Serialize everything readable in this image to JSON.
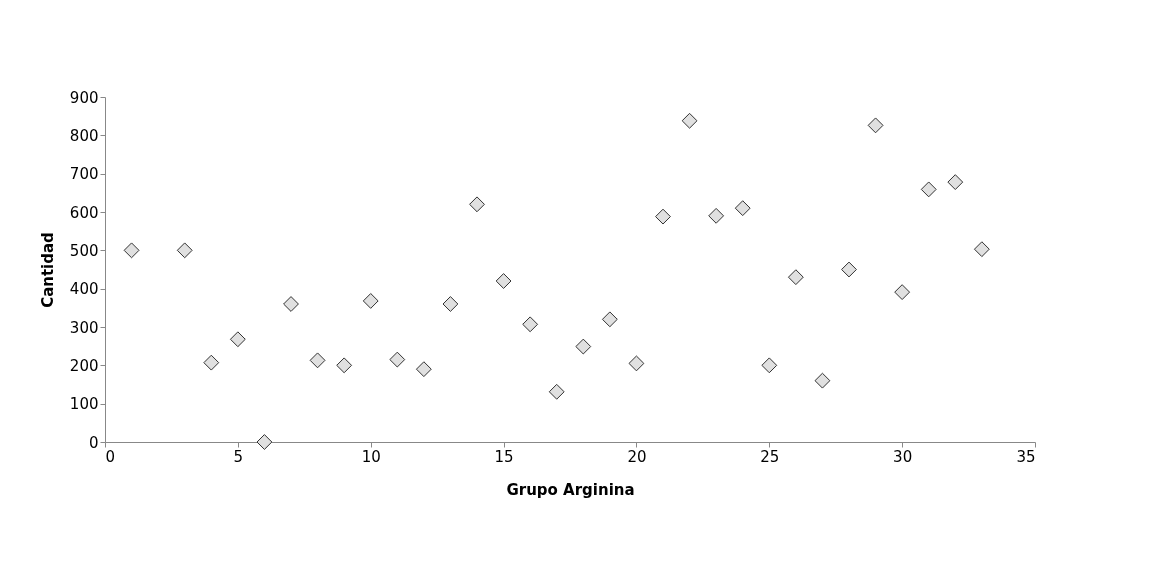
{
  "chart_data": {
    "type": "scatter",
    "xlabel": "Grupo Arginina",
    "ylabel": "Cantidad",
    "x": [
      1,
      3,
      4,
      5,
      6,
      7,
      8,
      9,
      10,
      11,
      12,
      13,
      14,
      15,
      16,
      17,
      18,
      19,
      20,
      21,
      22,
      23,
      24,
      25,
      26,
      27,
      28,
      29,
      30,
      31,
      32,
      33
    ],
    "series": [
      {
        "color": "#e0e0e0",
        "values": [
          500,
          500,
          207,
          268,
          0,
          360,
          213,
          200,
          368,
          215,
          190,
          360,
          620,
          420,
          307,
          131,
          249,
          320,
          205,
          588,
          838,
          590,
          610,
          200,
          430,
          160,
          450,
          826,
          391,
          659,
          678,
          503
        ]
      }
    ],
    "xlim": [
      0,
      35
    ],
    "xticks": [
      0,
      5,
      10,
      15,
      20,
      25,
      30,
      35
    ],
    "ylim": [
      0,
      900
    ],
    "yticks": [
      0,
      100,
      200,
      300,
      400,
      500,
      600,
      700,
      800,
      900
    ],
    "marker": "diamond",
    "grid": false,
    "legend": false
  }
}
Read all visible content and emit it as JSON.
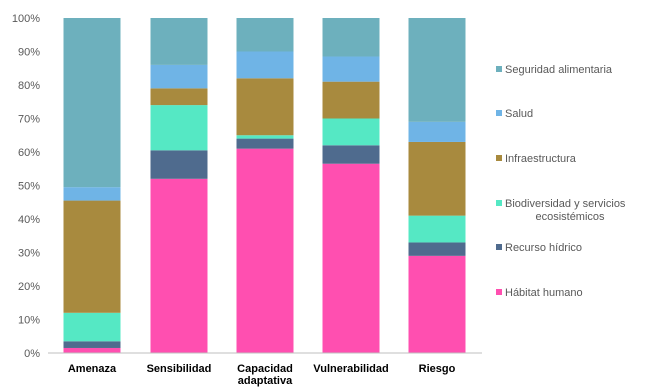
{
  "chart_data": {
    "type": "bar",
    "stacked": true,
    "percent": true,
    "ylim": [
      0,
      100
    ],
    "yticks": [
      "0%",
      "10%",
      "20%",
      "30%",
      "40%",
      "50%",
      "60%",
      "70%",
      "80%",
      "90%",
      "100%"
    ],
    "categories": [
      [
        "Amenaza"
      ],
      [
        "Sensibilidad"
      ],
      [
        "Capacidad",
        "adaptativa"
      ],
      [
        "Vulnerabilidad"
      ],
      [
        "Riesgo"
      ]
    ],
    "series": [
      {
        "name": "Hábitat humano",
        "color": "#ff4fb0",
        "values": [
          1.5,
          52,
          61,
          56.5,
          29
        ]
      },
      {
        "name": "Recurso hídrico",
        "color": "#4f6b8e",
        "values": [
          2,
          8.5,
          3,
          5.5,
          4
        ]
      },
      {
        "name": "Biodiversidad y servicios ecosistémicos",
        "legend_lines": [
          "Biodiversidad y servicios",
          "ecosistémicos"
        ],
        "color": "#55e8c4",
        "values": [
          8.5,
          13.5,
          1,
          8,
          8
        ]
      },
      {
        "name": "Infraestructura",
        "color": "#a88a3e",
        "values": [
          33.5,
          5,
          17,
          11,
          22
        ]
      },
      {
        "name": "Salud",
        "color": "#6fb4e6",
        "values": [
          4,
          7,
          8,
          7.5,
          6
        ]
      },
      {
        "name": "Seguridad alimentaria",
        "color": "#6db0bd",
        "values": [
          50.5,
          14,
          10,
          11.5,
          31
        ]
      }
    ],
    "grid": false,
    "legend_position": "right"
  }
}
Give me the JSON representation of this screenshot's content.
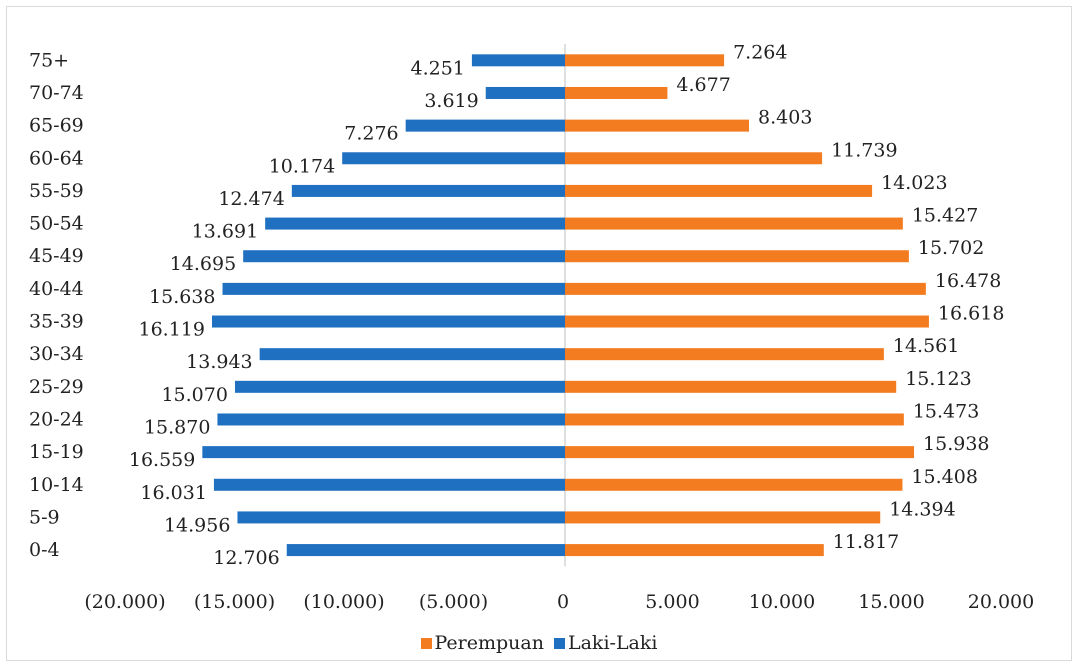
{
  "chart_data": {
    "type": "bar",
    "orientation": "horizontal",
    "categories": [
      "0-4",
      "5-9",
      "10-14",
      "15-19",
      "20-24",
      "25-29",
      "30-34",
      "35-39",
      "40-44",
      "45-49",
      "50-54",
      "55-59",
      "60-64",
      "65-69",
      "70-74",
      "75+"
    ],
    "series": [
      {
        "name": "Laki-Laki",
        "color": "#1f70c1",
        "values": [
          -12706,
          -14956,
          -16031,
          -16559,
          -15870,
          -15070,
          -13943,
          -16119,
          -15638,
          -14695,
          -13691,
          -12474,
          -10174,
          -7276,
          -3619,
          -4251
        ],
        "labels": [
          "12.706",
          "14.956",
          "16.031",
          "16.559",
          "15.870",
          "15.070",
          "13.943",
          "16.119",
          "15.638",
          "14.695",
          "13.691",
          "12.474",
          "10.174",
          "7.276",
          "3.619",
          "4.251"
        ]
      },
      {
        "name": "Perempuan",
        "color": "#f47c20",
        "values": [
          11817,
          14394,
          15408,
          15938,
          15473,
          15123,
          14561,
          16618,
          16478,
          15702,
          15427,
          14023,
          11739,
          8403,
          4677,
          7264
        ],
        "labels": [
          "11.817",
          "14.394",
          "15.408",
          "15.938",
          "15.473",
          "15.123",
          "14.561",
          "16.618",
          "16.478",
          "15.702",
          "15.427",
          "14.023",
          "11.739",
          "8.403",
          "4.677",
          "7.264"
        ]
      }
    ],
    "xlim": [
      -20000,
      20000
    ],
    "x_ticks": [
      -20000,
      -15000,
      -10000,
      -5000,
      0,
      5000,
      10000,
      15000,
      20000
    ],
    "x_tick_labels": [
      "(20.000)",
      "(15.000)",
      "(10.000)",
      "(5.000)",
      "0",
      "5.000",
      "10.000",
      "15.000",
      "20.000"
    ],
    "grid": false,
    "legend": {
      "position": "bottom",
      "entries": [
        "Perempuan",
        "Laki-Laki"
      ]
    }
  }
}
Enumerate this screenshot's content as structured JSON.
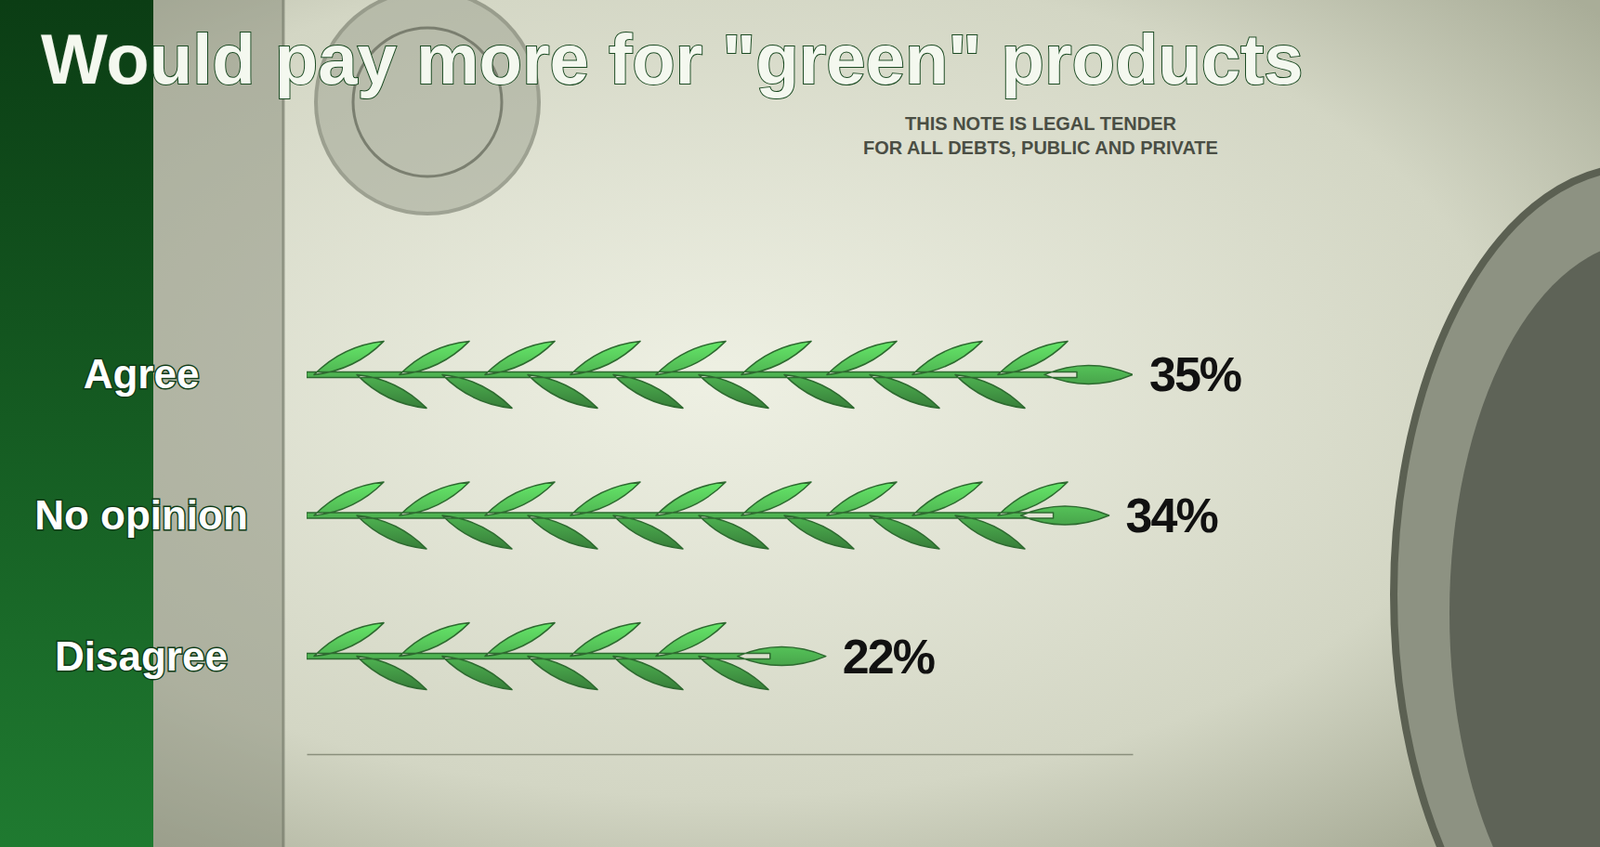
{
  "chart_data": {
    "type": "bar",
    "orientation": "horizontal",
    "title": "Would pay more for \"green\" products",
    "annotations": [
      "THIS NOTE IS LEGAL TENDER",
      "FOR ALL DEBTS, PUBLIC AND PRIVATE"
    ],
    "categories": [
      "Agree",
      "No opinion",
      "Disagree"
    ],
    "values": [
      35,
      34,
      22
    ],
    "value_labels": [
      "35%",
      "34%",
      "22%"
    ],
    "xlim": [
      0,
      35
    ],
    "data_labels": true,
    "tick_labels": false,
    "color": "#4cae4f"
  }
}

- [The exercise]: Print all of the entries word for word. Omit the pictures they contain.

- [The reply]:
Serialize everything readable in this image to JSON.
{
  "chart_data": {
    "type": "scatter",
    "xlabel": "Grupo Arginina",
    "ylabel": "Cantidad",
    "x": [
      1,
      3,
      4,
      5,
      6,
      7,
      8,
      9,
      10,
      11,
      12,
      13,
      14,
      15,
      16,
      17,
      18,
      19,
      20,
      21,
      22,
      23,
      24,
      25,
      26,
      27,
      28,
      29,
      30,
      31,
      32,
      33
    ],
    "series": [
      {
        "color": "#e0e0e0",
        "values": [
          500,
          500,
          207,
          268,
          0,
          360,
          213,
          200,
          368,
          215,
          190,
          360,
          620,
          420,
          307,
          131,
          249,
          320,
          205,
          588,
          838,
          590,
          610,
          200,
          430,
          160,
          450,
          826,
          391,
          659,
          678,
          503
        ]
      }
    ],
    "xlim": [
      0,
      35
    ],
    "xticks": [
      0,
      5,
      10,
      15,
      20,
      25,
      30,
      35
    ],
    "ylim": [
      0,
      900
    ],
    "yticks": [
      0,
      100,
      200,
      300,
      400,
      500,
      600,
      700,
      800,
      900
    ],
    "marker": "diamond",
    "grid": false,
    "legend": false
  }
}
Read all visible content and emit it as JSON.
{
  "chart_data": {
    "type": "bar",
    "stacked": true,
    "percent": true,
    "ylim": [
      0,
      100
    ],
    "yticks": [
      "0%",
      "10%",
      "20%",
      "30%",
      "40%",
      "50%",
      "60%",
      "70%",
      "80%",
      "90%",
      "100%"
    ],
    "categories": [
      [
        "Amenaza"
      ],
      [
        "Sensibilidad"
      ],
      [
        "Capacidad",
        "adaptativa"
      ],
      [
        "Vulnerabilidad"
      ],
      [
        "Riesgo"
      ]
    ],
    "series": [
      {
        "name": "Hábitat humano",
        "color": "#ff4fb0",
        "values": [
          1.5,
          52,
          61,
          56.5,
          29
        ]
      },
      {
        "name": "Recurso hídrico",
        "color": "#4f6b8e",
        "values": [
          2,
          8.5,
          3,
          5.5,
          4
        ]
      },
      {
        "name": "Biodiversidad y servicios ecosistémicos",
        "legend_lines": [
          "Biodiversidad y servicios",
          "ecosistémicos"
        ],
        "color": "#55e8c4",
        "values": [
          8.5,
          13.5,
          1,
          8,
          8
        ]
      },
      {
        "name": "Infraestructura",
        "color": "#a88a3e",
        "values": [
          33.5,
          5,
          17,
          11,
          22
        ]
      },
      {
        "name": "Salud",
        "color": "#6fb4e6",
        "values": [
          4,
          7,
          8,
          7.5,
          6
        ]
      },
      {
        "name": "Seguridad alimentaria",
        "color": "#6db0bd",
        "values": [
          50.5,
          14,
          10,
          11.5,
          31
        ]
      }
    ],
    "grid": false,
    "legend_position": "right"
  }
}
Give me the JSON representation of this screenshot's content.
{
  "chart_data": {
    "type": "bar",
    "orientation": "horizontal",
    "categories": [
      "0-4",
      "5-9",
      "10-14",
      "15-19",
      "20-24",
      "25-29",
      "30-34",
      "35-39",
      "40-44",
      "45-49",
      "50-54",
      "55-59",
      "60-64",
      "65-69",
      "70-74",
      "75+"
    ],
    "series": [
      {
        "name": "Laki-Laki",
        "color": "#1f70c1",
        "values": [
          -12706,
          -14956,
          -16031,
          -16559,
          -15870,
          -15070,
          -13943,
          -16119,
          -15638,
          -14695,
          -13691,
          -12474,
          -10174,
          -7276,
          -3619,
          -4251
        ],
        "labels": [
          "12.706",
          "14.956",
          "16.031",
          "16.559",
          "15.870",
          "15.070",
          "13.943",
          "16.119",
          "15.638",
          "14.695",
          "13.691",
          "12.474",
          "10.174",
          "7.276",
          "3.619",
          "4.251"
        ]
      },
      {
        "name": "Perempuan",
        "color": "#f47c20",
        "values": [
          11817,
          14394,
          15408,
          15938,
          15473,
          15123,
          14561,
          16618,
          16478,
          15702,
          15427,
          14023,
          11739,
          8403,
          4677,
          7264
        ],
        "labels": [
          "11.817",
          "14.394",
          "15.408",
          "15.938",
          "15.473",
          "15.123",
          "14.561",
          "16.618",
          "16.478",
          "15.702",
          "15.427",
          "14.023",
          "11.739",
          "8.403",
          "4.677",
          "7.264"
        ]
      }
    ],
    "xlim": [
      -20000,
      20000
    ],
    "x_ticks": [
      -20000,
      -15000,
      -10000,
      -5000,
      0,
      5000,
      10000,
      15000,
      20000
    ],
    "x_tick_labels": [
      "(20.000)",
      "(15.000)",
      "(10.000)",
      "(5.000)",
      "0",
      "5.000",
      "10.000",
      "15.000",
      "20.000"
    ],
    "grid": false,
    "legend": {
      "position": "bottom",
      "entries": [
        "Perempuan",
        "Laki-Laki"
      ]
    }
  }
}
Enumerate this screenshot's content as structured JSON.
{
  "chart_data": {
    "type": "bar",
    "orientation": "horizontal",
    "title": "Would pay more for \"green\" products",
    "annotations": [
      "THIS NOTE IS LEGAL TENDER",
      "FOR ALL DEBTS, PUBLIC AND PRIVATE"
    ],
    "categories": [
      "Agree",
      "No opinion",
      "Disagree"
    ],
    "values": [
      35,
      34,
      22
    ],
    "value_labels": [
      "35%",
      "34%",
      "22%"
    ],
    "xlim": [
      0,
      35
    ],
    "data_labels": true,
    "tick_labels": false,
    "color": "#4cae4f"
  }
}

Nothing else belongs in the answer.